*Aim*
Output every line of the items below with no changes.

*Data entries*
— START —
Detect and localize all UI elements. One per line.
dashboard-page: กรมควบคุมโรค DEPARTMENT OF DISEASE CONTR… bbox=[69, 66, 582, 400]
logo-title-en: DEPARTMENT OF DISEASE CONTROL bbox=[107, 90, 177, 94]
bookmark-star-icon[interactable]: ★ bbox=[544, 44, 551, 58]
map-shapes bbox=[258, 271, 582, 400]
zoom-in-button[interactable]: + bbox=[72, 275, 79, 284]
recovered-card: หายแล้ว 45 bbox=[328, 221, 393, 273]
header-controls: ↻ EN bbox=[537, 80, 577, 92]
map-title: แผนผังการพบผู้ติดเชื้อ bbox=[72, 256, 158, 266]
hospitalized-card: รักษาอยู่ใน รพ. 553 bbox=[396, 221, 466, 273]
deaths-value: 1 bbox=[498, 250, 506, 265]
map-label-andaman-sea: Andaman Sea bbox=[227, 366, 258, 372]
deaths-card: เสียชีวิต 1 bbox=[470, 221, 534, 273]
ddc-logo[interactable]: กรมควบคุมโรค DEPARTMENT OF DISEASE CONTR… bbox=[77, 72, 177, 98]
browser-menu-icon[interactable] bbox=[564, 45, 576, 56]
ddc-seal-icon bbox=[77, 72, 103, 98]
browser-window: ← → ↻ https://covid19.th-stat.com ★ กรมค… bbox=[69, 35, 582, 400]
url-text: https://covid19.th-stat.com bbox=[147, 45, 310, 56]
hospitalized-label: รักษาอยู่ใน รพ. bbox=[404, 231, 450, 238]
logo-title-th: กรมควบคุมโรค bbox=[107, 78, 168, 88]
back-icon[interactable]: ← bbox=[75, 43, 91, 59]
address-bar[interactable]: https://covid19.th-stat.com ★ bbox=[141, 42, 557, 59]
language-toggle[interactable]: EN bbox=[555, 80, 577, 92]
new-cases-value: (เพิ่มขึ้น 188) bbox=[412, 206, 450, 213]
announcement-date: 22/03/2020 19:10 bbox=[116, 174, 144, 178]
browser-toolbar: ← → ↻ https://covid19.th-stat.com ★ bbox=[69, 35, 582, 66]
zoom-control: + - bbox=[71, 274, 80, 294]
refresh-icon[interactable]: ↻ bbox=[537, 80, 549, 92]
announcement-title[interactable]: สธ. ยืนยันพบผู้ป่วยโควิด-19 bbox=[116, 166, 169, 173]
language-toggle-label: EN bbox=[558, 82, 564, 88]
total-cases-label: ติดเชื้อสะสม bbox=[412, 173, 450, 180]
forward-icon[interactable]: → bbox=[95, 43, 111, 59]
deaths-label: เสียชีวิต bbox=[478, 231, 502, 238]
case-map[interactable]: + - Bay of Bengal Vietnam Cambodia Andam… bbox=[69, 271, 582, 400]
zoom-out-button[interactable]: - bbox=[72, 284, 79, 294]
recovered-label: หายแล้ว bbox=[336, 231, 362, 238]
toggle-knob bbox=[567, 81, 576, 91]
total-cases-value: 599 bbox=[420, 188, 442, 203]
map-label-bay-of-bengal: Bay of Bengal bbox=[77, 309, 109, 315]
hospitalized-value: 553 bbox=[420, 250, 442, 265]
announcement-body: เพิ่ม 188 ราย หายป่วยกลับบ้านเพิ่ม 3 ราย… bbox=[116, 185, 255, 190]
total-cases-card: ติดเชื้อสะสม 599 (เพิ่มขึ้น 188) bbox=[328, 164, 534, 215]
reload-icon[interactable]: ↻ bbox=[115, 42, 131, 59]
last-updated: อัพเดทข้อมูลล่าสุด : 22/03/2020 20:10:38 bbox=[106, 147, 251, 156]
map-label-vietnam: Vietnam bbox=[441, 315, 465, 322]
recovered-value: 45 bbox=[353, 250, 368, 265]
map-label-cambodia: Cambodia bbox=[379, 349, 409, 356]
— END —
*Output for this task*
Detect and localize all UI elements. One per line.
dashboard-page: กรมควบคุมโรค DEPARTMENT OF DISEASE CONTR… bbox=[69, 66, 582, 400]
logo-title-en: DEPARTMENT OF DISEASE CONTROL bbox=[107, 90, 177, 94]
bookmark-star-icon[interactable]: ★ bbox=[544, 44, 551, 58]
map-shapes bbox=[258, 271, 582, 400]
zoom-in-button[interactable]: + bbox=[72, 275, 79, 284]
recovered-card: หายแล้ว 45 bbox=[328, 221, 393, 273]
header-controls: ↻ EN bbox=[537, 80, 577, 92]
map-title: แผนผังการพบผู้ติดเชื้อ bbox=[72, 256, 158, 266]
hospitalized-card: รักษาอยู่ใน รพ. 553 bbox=[396, 221, 466, 273]
deaths-value: 1 bbox=[498, 250, 506, 265]
map-label-andaman-sea: Andaman Sea bbox=[227, 366, 258, 372]
deaths-card: เสียชีวิต 1 bbox=[470, 221, 534, 273]
ddc-logo[interactable]: กรมควบคุมโรค DEPARTMENT OF DISEASE CONTR… bbox=[77, 72, 177, 98]
browser-menu-icon[interactable] bbox=[564, 45, 576, 56]
ddc-seal-icon bbox=[77, 72, 103, 98]
browser-window: ← → ↻ https://covid19.th-stat.com ★ กรมค… bbox=[69, 35, 582, 400]
url-text: https://covid19.th-stat.com bbox=[147, 45, 310, 56]
hospitalized-label: รักษาอยู่ใน รพ. bbox=[404, 231, 450, 238]
logo-title-th: กรมควบคุมโรค bbox=[107, 78, 168, 88]
back-icon[interactable]: ← bbox=[75, 43, 91, 59]
address-bar[interactable]: https://covid19.th-stat.com ★ bbox=[141, 42, 557, 59]
language-toggle[interactable]: EN bbox=[555, 80, 577, 92]
new-cases-value: (เพิ่มขึ้น 188) bbox=[412, 206, 450, 213]
announcement-date: 22/03/2020 19:10 bbox=[116, 174, 144, 178]
browser-toolbar: ← → ↻ https://covid19.th-stat.com ★ bbox=[69, 35, 582, 66]
zoom-control: + - bbox=[71, 274, 80, 294]
refresh-icon[interactable]: ↻ bbox=[537, 80, 549, 92]
announcement-title[interactable]: สธ. ยืนยันพบผู้ป่วยโควิด-19 bbox=[116, 166, 169, 173]
language-toggle-label: EN bbox=[558, 82, 564, 88]
total-cases-label: ติดเชื้อสะสม bbox=[412, 173, 450, 180]
forward-icon[interactable]: → bbox=[95, 43, 111, 59]
deaths-label: เสียชีวิต bbox=[478, 231, 502, 238]
case-map[interactable]: + - Bay of Bengal Vietnam Cambodia Andam… bbox=[69, 271, 582, 400]
zoom-out-button[interactable]: - bbox=[72, 284, 79, 294]
recovered-label: หายแล้ว bbox=[336, 231, 362, 238]
toggle-knob bbox=[567, 81, 576, 91]
total-cases-value: 599 bbox=[420, 188, 442, 203]
map-label-bay-of-bengal: Bay of Bengal bbox=[77, 309, 109, 315]
hospitalized-value: 553 bbox=[420, 250, 442, 265]
announcement-body: เพิ่ม 188 ราย หายป่วยกลับบ้านเพิ่ม 3 ราย… bbox=[116, 185, 255, 190]
total-cases-card: ติดเชื้อสะสม 599 (เพิ่มขึ้น 188) bbox=[328, 164, 534, 215]
reload-icon[interactable]: ↻ bbox=[115, 42, 131, 59]
last-updated: อัพเดทข้อมูลล่าสุด : 22/03/2020 20:10:38 bbox=[106, 147, 251, 156]
map-label-vietnam: Vietnam bbox=[441, 315, 465, 322]
recovered-value: 45 bbox=[353, 250, 368, 265]
map-label-cambodia: Cambodia bbox=[379, 349, 409, 356]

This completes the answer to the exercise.